Exercise aim: Write out the entire listing below exactly, with the pictures left out.

···

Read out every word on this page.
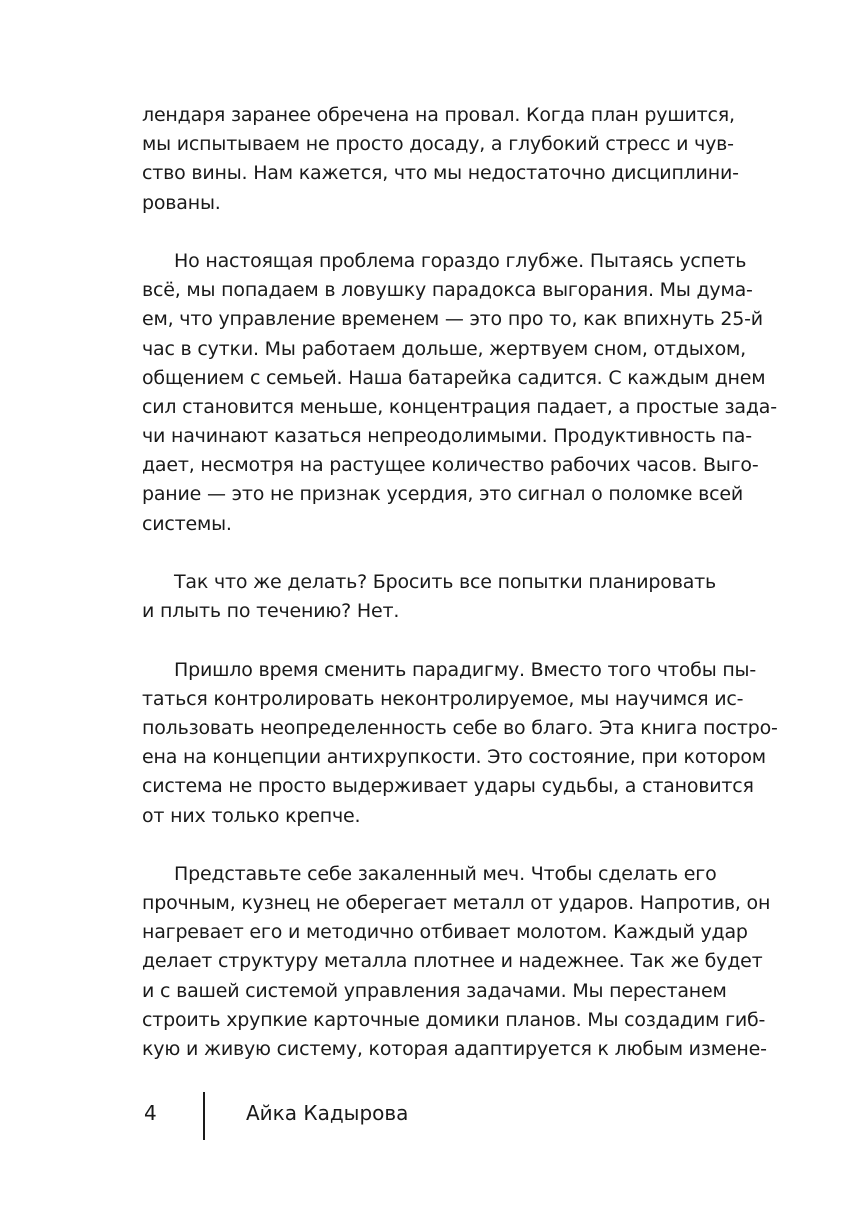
лендаря заранее обречена на провал. Когда план рушится,
мы испытываем не просто досаду, а глубокий стресс и чув-
ство вины. Нам кажется, что мы недостаточно дисциплини-
рованы.

Но настоящая проблема гораздо глубже. Пытаясь успеть
всё, мы попадаем в ловушку парадокса выгорания. Мы дума-
ем, что управление временем — это про то, как впихнуть 25-й
час в сутки. Мы работаем дольше, жертвуем сном, отдыхом,
общением с семьей. Наша батарейка садится. С каждым днем
сил становится меньше, концентрация падает, а простые зада-
чи начинают казаться непреодолимыми. Продуктивность па-
дает, несмотря на растущее количество рабочих часов. Выго-
рание — это не признак усердия, это сигнал о поломке всей
системы.

Так что же делать? Бросить все попытки планировать
и плыть по течению? Нет.

Пришло время сменить парадигму. Вместо того чтобы пы-
таться контролировать неконтролируемое, мы научимся ис-
пользовать неопределенность себе во благо. Эта книга постро-
ена на концепции антихрупкости. Это состояние, при котором
система не просто выдерживает удары судьбы, а становится
от них только крепче.

Представьте себе закаленный меч. Чтобы сделать его
прочным, кузнец не оберегает металл от ударов. Напротив, он
нагревает его и методично отбивает молотом. Каждый удар
делает структуру металла плотнее и надежнее. Так же будет
и с вашей системой управления задачами. Мы перестанем
строить хрупкие карточные домики планов. Мы создадим гиб-
кую и живую систему, которая адаптируется к любым измене-

4	Айка Кадырова
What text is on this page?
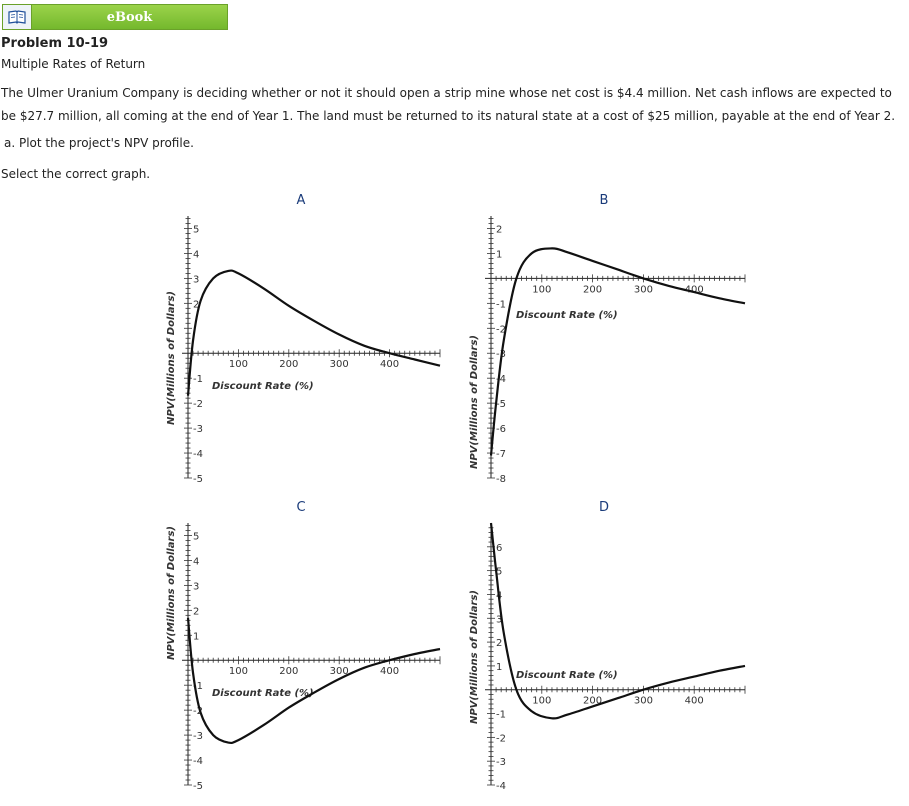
eBook
Problem 10-19
Multiple Rates of Return
The Ulmer Uranium Company is deciding whether or not it should open a strip mine whose net cost is $4.4 million. Net cash inflows are expected to be $27.7 million, all coming at the end of Year 1. The land must be returned to its natural state at a cost of $25 million, payable at the end of Year 2.
a. Plot the project's NPV profile.
Select the correct graph.
A
NPV(Millions of Dollars)	Discount Rate (%)
100	200	300	400
-5
-4
-3
-2
-1
2
3
4
5
B
NPV(Millions of Dollars)
Discount Rate (%)
100	200	300	400
-8
-7
-6
-5
-4
-3
-2
-1
1
2
C
NPV(Millions of Dollars)
Discount Rate (%)
100	200	300	400
-5
-4
-3
-2
-1
1
2
3
4
5
D
NPV(Millions of Dollars)	Discount Rate (%)
100	200	300	400
-4
-3
-2
-1
1
2
3
4
5
6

···

Exercise response:
Read out every word on this page.
лендаря заранее обречена на провал. Когда план рушится,
мы испытываем не просто досаду, а глубокий стресс и чув-
ство вины. Нам кажется, что мы недостаточно дисциплини-
рованы.

Но настоящая проблема гораздо глубже. Пытаясь успеть
всё, мы попадаем в ловушку парадокса выгорания. Мы дума-
ем, что управление временем — это про то, как впихнуть 25-й
час в сутки. Мы работаем дольше, жертвуем сном, отдыхом,
общением с семьей. Наша батарейка садится. С каждым днем
сил становится меньше, концентрация падает, а простые зада-
чи начинают казаться непреодолимыми. Продуктивность па-
дает, несмотря на растущее количество рабочих часов. Выго-
рание — это не признак усердия, это сигнал о поломке всей
системы.

Так что же делать? Бросить все попытки планировать
и плыть по течению? Нет.

Пришло время сменить парадигму. Вместо того чтобы пы-
таться контролировать неконтролируемое, мы научимся ис-
пользовать неопределенность себе во благо. Эта книга постро-
ена на концепции антихрупкости. Это состояние, при котором
система не просто выдерживает удары судьбы, а становится
от них только крепче.

Представьте себе закаленный меч. Чтобы сделать его
прочным, кузнец не оберегает металл от ударов. Напротив, он
нагревает его и методично отбивает молотом. Каждый удар
делает структуру металла плотнее и надежнее. Так же будет
и с вашей системой управления задачами. Мы перестанем
строить хрупкие карточные домики планов. Мы создадим гиб-
кую и живую систему, которая адаптируется к любым измене-

4	Айка Кадырова
What text is on this page?
eBook
Problem 10-19
Multiple Rates of Return
The Ulmer Uranium Company is deciding whether or not it should open a strip mine whose net cost is $4.4 million. Net cash inflows are expected to be $27.7 million, all coming at the end of Year 1. The land must be returned to its natural state at a cost of $25 million, payable at the end of Year 2.
a. Plot the project's NPV profile.
Select the correct graph.
A
NPV(Millions of Dollars)	Discount Rate (%)
100	200	300	400
-5
-4
-3
-2
-1
2
3
4
5
B
NPV(Millions of Dollars)
Discount Rate (%)
100	200	300	400
-8
-7
-6
-5
-4
-3
-2
-1
1
2
C
NPV(Millions of Dollars)
Discount Rate (%)
100	200	300	400
-5
-4
-3
-2
-1
1
2
3
4
5
D
NPV(Millions of Dollars)	Discount Rate (%)
100	200	300	400
-4
-3
-2
-1
1
2
3
4
5
6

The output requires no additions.